Collected data:
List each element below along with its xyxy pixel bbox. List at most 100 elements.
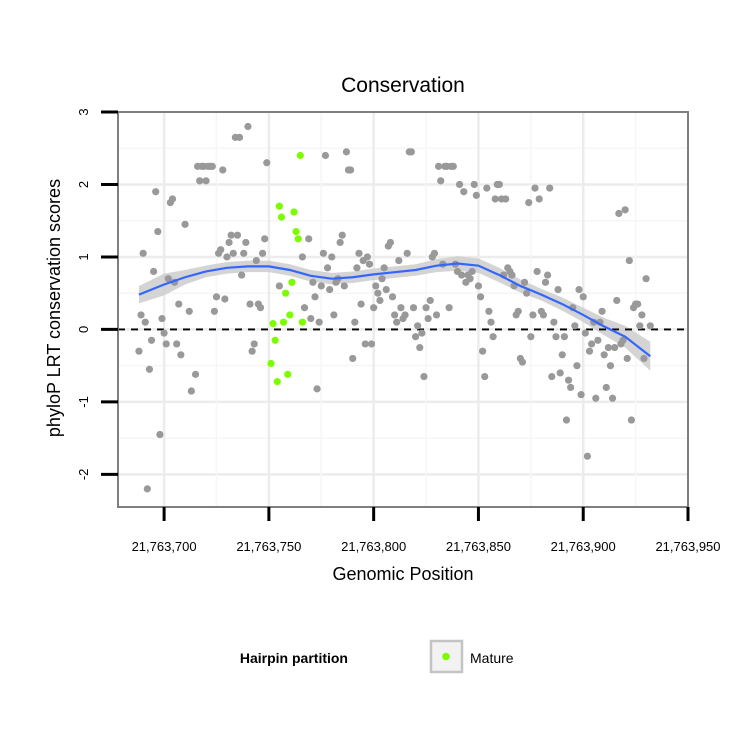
data-point (349, 354, 357, 363)
data-point (258, 249, 267, 257)
data-point (426, 296, 434, 305)
x-axis-title: Genomic Position (332, 564, 473, 584)
data-point (623, 354, 631, 363)
data-point (523, 289, 531, 297)
legend-title: Hairpin partition (240, 650, 348, 666)
data-point (577, 391, 585, 399)
data-point (418, 329, 426, 337)
data-point (558, 351, 566, 359)
data-point (363, 253, 371, 261)
data-point (525, 198, 533, 207)
data-point (397, 304, 405, 312)
data-point (564, 376, 573, 384)
mature-point (267, 359, 275, 368)
y-axis: -2 -1 0 1 2 3 (76, 108, 118, 480)
data-point (640, 354, 648, 363)
data-point (275, 282, 283, 290)
data-point (638, 311, 646, 319)
data-point (139, 249, 147, 257)
data-point (321, 151, 330, 160)
data-point (191, 370, 200, 378)
data-point (185, 307, 193, 315)
y-axis-title: phyloP LRT conservation scores (44, 179, 64, 437)
data-point (313, 385, 321, 393)
data-point (137, 311, 145, 319)
data-point (219, 166, 227, 174)
data-point (460, 188, 468, 196)
data-point (261, 235, 269, 243)
data-point (225, 238, 233, 247)
data-point (361, 340, 369, 348)
data-point (374, 289, 382, 297)
data-point (554, 285, 562, 294)
mature-point (282, 289, 290, 297)
data-point (606, 362, 615, 370)
mature-point (277, 213, 286, 221)
data-point (539, 311, 548, 319)
data-point (347, 166, 355, 174)
chart-title: Conservation (341, 74, 465, 97)
data-point (420, 372, 428, 381)
y-tick-label: -2 (76, 469, 91, 481)
x-tick-label: 21,763,900 (551, 539, 616, 554)
data-point (177, 351, 185, 359)
data-point (472, 191, 480, 199)
plot-panel (117, 111, 689, 508)
data-point (619, 336, 627, 344)
data-point (646, 322, 654, 330)
mature-point (286, 311, 294, 319)
legend-mature-marker (442, 652, 450, 661)
data-point (340, 282, 348, 290)
data-point (543, 271, 552, 279)
data-point (380, 264, 388, 272)
data-point (181, 220, 189, 228)
mature-point (288, 278, 296, 286)
data-point (533, 267, 541, 276)
data-point (156, 430, 164, 439)
data-point (476, 293, 485, 301)
data-point (548, 372, 556, 381)
data-point (208, 162, 216, 170)
mature-point (275, 202, 283, 210)
mature-point (273, 378, 281, 386)
data-point (567, 383, 575, 392)
data-point (634, 300, 642, 308)
data-point (307, 314, 315, 323)
smooth-trend-line (138, 262, 651, 358)
data-point (162, 340, 170, 348)
data-point (604, 343, 612, 352)
data-point (395, 256, 403, 265)
data-point (608, 394, 617, 402)
data-point (502, 195, 510, 203)
data-point (552, 333, 560, 341)
data-point (588, 340, 596, 348)
mature-point (271, 336, 279, 344)
data-point (365, 260, 374, 268)
data-point (615, 209, 623, 218)
data-point (376, 296, 384, 305)
data-point (150, 267, 158, 276)
data-point (252, 256, 260, 265)
data-point (625, 256, 633, 265)
data-point (621, 206, 629, 214)
y-tick-label: 1 (76, 253, 91, 260)
data-point (298, 253, 307, 261)
plot-border (117, 111, 689, 508)
data-point (336, 238, 344, 247)
y-tick-label: 3 (76, 108, 91, 115)
data-point (491, 195, 499, 203)
data-point (474, 282, 483, 290)
data-point (642, 275, 650, 283)
x-tick-label: 21,763,950 (655, 539, 720, 554)
data-point (217, 246, 225, 254)
data-point (305, 235, 313, 243)
mature-point (290, 208, 298, 216)
data-point (483, 184, 491, 192)
data-point (351, 318, 359, 326)
legend: Hairpin partition Mature (240, 639, 514, 674)
data-point (342, 148, 351, 156)
points-other (135, 122, 654, 493)
data-point (300, 304, 309, 312)
data-point (154, 227, 162, 236)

§ Your task:
Find every line of the data that holds the string "label", then say how many there are and nothing else.

§ Result of the exercise:
5